+++ Given data +++

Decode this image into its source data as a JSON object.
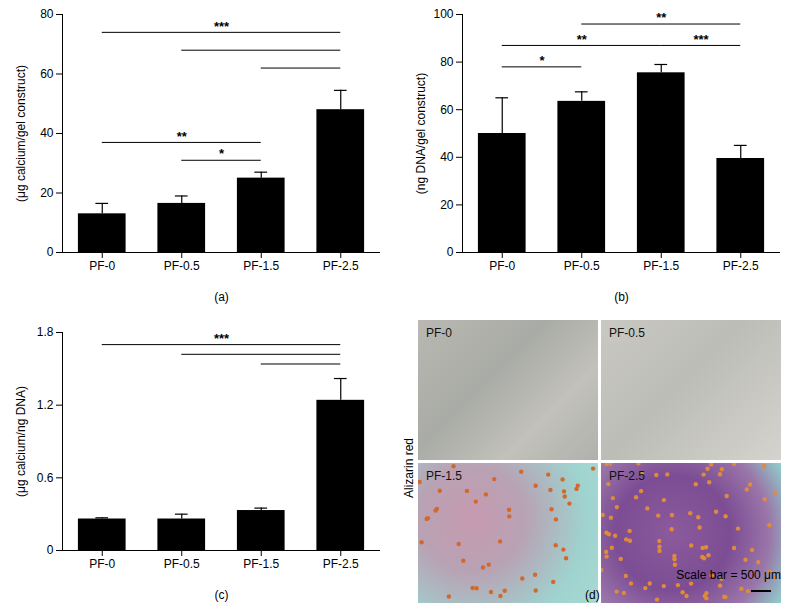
{
  "chart_data": [
    {
      "type": "bar",
      "categories": [
        "PF-0",
        "PF-0.5",
        "PF-1.5",
        "PF-2.5"
      ],
      "values": [
        13,
        16.5,
        25,
        48
      ],
      "errors": [
        3.5,
        2.5,
        2,
        6.5
      ],
      "color": "#000000",
      "ylabel": "(μg calcium/gel construct)",
      "xlabel": "(a)",
      "ylim": [
        0,
        80
      ],
      "yticks": [
        0,
        20,
        40,
        60,
        80
      ],
      "significance": [
        {
          "from": "PF-0",
          "to": "PF-2.5",
          "y": 74,
          "label": "***"
        },
        {
          "from": "PF-0.5",
          "to": "PF-2.5",
          "y": 68
        },
        {
          "from": "PF-1.5",
          "to": "PF-2.5",
          "y": 62
        },
        {
          "from": "PF-0",
          "to": "PF-1.5",
          "y": 37,
          "label": "**"
        },
        {
          "from": "PF-0.5",
          "to": "PF-1.5",
          "y": 31,
          "label": "*"
        }
      ]
    },
    {
      "type": "bar",
      "categories": [
        "PF-0",
        "PF-0.5",
        "PF-1.5",
        "PF-2.5"
      ],
      "values": [
        50,
        63.5,
        75.5,
        39.5
      ],
      "errors": [
        15,
        4,
        3.5,
        5.5
      ],
      "color": "#000000",
      "ylabel": "(ng DNA/gel construct)",
      "xlabel": "(b)",
      "ylim": [
        0,
        100
      ],
      "yticks": [
        0,
        20,
        40,
        60,
        80,
        100
      ],
      "significance": [
        {
          "from": "PF-0.5",
          "to": "PF-2.5",
          "y": 96,
          "label": "**"
        },
        {
          "from": "PF-0",
          "to": "PF-1.5",
          "y": 87,
          "label": "**"
        },
        {
          "from": "PF-1.5",
          "to": "PF-2.5",
          "y": 87,
          "label": "***"
        },
        {
          "from": "PF-0",
          "to": "PF-0.5",
          "y": 78,
          "label": "*"
        }
      ]
    },
    {
      "type": "bar",
      "categories": [
        "PF-0",
        "PF-0.5",
        "PF-1.5",
        "PF-2.5"
      ],
      "values": [
        0.26,
        0.26,
        0.33,
        1.24
      ],
      "errors": [
        0.01,
        0.04,
        0.02,
        0.18
      ],
      "color": "#000000",
      "ylabel": "(μg calcium/ng DNA)",
      "xlabel": "(c)",
      "ylim": [
        0,
        1.8
      ],
      "yticks": [
        0,
        0.6,
        1.2,
        1.8
      ],
      "significance": [
        {
          "from": "PF-0",
          "to": "PF-2.5",
          "y": 1.7,
          "label": "***"
        },
        {
          "from": "PF-0.5",
          "to": "PF-2.5",
          "y": 1.62
        },
        {
          "from": "PF-1.5",
          "to": "PF-2.5",
          "y": 1.54
        }
      ]
    }
  ],
  "image_panel": {
    "caption": "(d)",
    "stain": "Alizarin red",
    "tiles": [
      "PF-0",
      "PF-0.5",
      "PF-1.5",
      "PF-2.5"
    ],
    "scale_bar": "Scale bar = 500 μm"
  }
}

+++

**Given problem**
Skip the images and write out the rest of the listing exactly.

**Exercise result**
Decode this image into its source data as a JSON object.
{
  "chart_data": [
    {
      "type": "bar",
      "categories": [
        "PF-0",
        "PF-0.5",
        "PF-1.5",
        "PF-2.5"
      ],
      "values": [
        13,
        16.5,
        25,
        48
      ],
      "errors": [
        3.5,
        2.5,
        2,
        6.5
      ],
      "color": "#000000",
      "ylabel": "(μg calcium/gel construct)",
      "xlabel": "(a)",
      "ylim": [
        0,
        80
      ],
      "yticks": [
        0,
        20,
        40,
        60,
        80
      ],
      "significance": [
        {
          "from": "PF-0",
          "to": "PF-2.5",
          "y": 74,
          "label": "***"
        },
        {
          "from": "PF-0.5",
          "to": "PF-2.5",
          "y": 68
        },
        {
          "from": "PF-1.5",
          "to": "PF-2.5",
          "y": 62
        },
        {
          "from": "PF-0",
          "to": "PF-1.5",
          "y": 37,
          "label": "**"
        },
        {
          "from": "PF-0.5",
          "to": "PF-1.5",
          "y": 31,
          "label": "*"
        }
      ]
    },
    {
      "type": "bar",
      "categories": [
        "PF-0",
        "PF-0.5",
        "PF-1.5",
        "PF-2.5"
      ],
      "values": [
        50,
        63.5,
        75.5,
        39.5
      ],
      "errors": [
        15,
        4,
        3.5,
        5.5
      ],
      "color": "#000000",
      "ylabel": "(ng DNA/gel construct)",
      "xlabel": "(b)",
      "ylim": [
        0,
        100
      ],
      "yticks": [
        0,
        20,
        40,
        60,
        80,
        100
      ],
      "significance": [
        {
          "from": "PF-0.5",
          "to": "PF-2.5",
          "y": 96,
          "label": "**"
        },
        {
          "from": "PF-0",
          "to": "PF-1.5",
          "y": 87,
          "label": "**"
        },
        {
          "from": "PF-1.5",
          "to": "PF-2.5",
          "y": 87,
          "label": "***"
        },
        {
          "from": "PF-0",
          "to": "PF-0.5",
          "y": 78,
          "label": "*"
        }
      ]
    },
    {
      "type": "bar",
      "categories": [
        "PF-0",
        "PF-0.5",
        "PF-1.5",
        "PF-2.5"
      ],
      "values": [
        0.26,
        0.26,
        0.33,
        1.24
      ],
      "errors": [
        0.01,
        0.04,
        0.02,
        0.18
      ],
      "color": "#000000",
      "ylabel": "(μg calcium/ng DNA)",
      "xlabel": "(c)",
      "ylim": [
        0,
        1.8
      ],
      "yticks": [
        0,
        0.6,
        1.2,
        1.8
      ],
      "significance": [
        {
          "from": "PF-0",
          "to": "PF-2.5",
          "y": 1.7,
          "label": "***"
        },
        {
          "from": "PF-0.5",
          "to": "PF-2.5",
          "y": 1.62
        },
        {
          "from": "PF-1.5",
          "to": "PF-2.5",
          "y": 1.54
        }
      ]
    }
  ],
  "image_panel": {
    "caption": "(d)",
    "stain": "Alizarin red",
    "tiles": [
      "PF-0",
      "PF-0.5",
      "PF-1.5",
      "PF-2.5"
    ],
    "scale_bar": "Scale bar = 500 μm"
  }
}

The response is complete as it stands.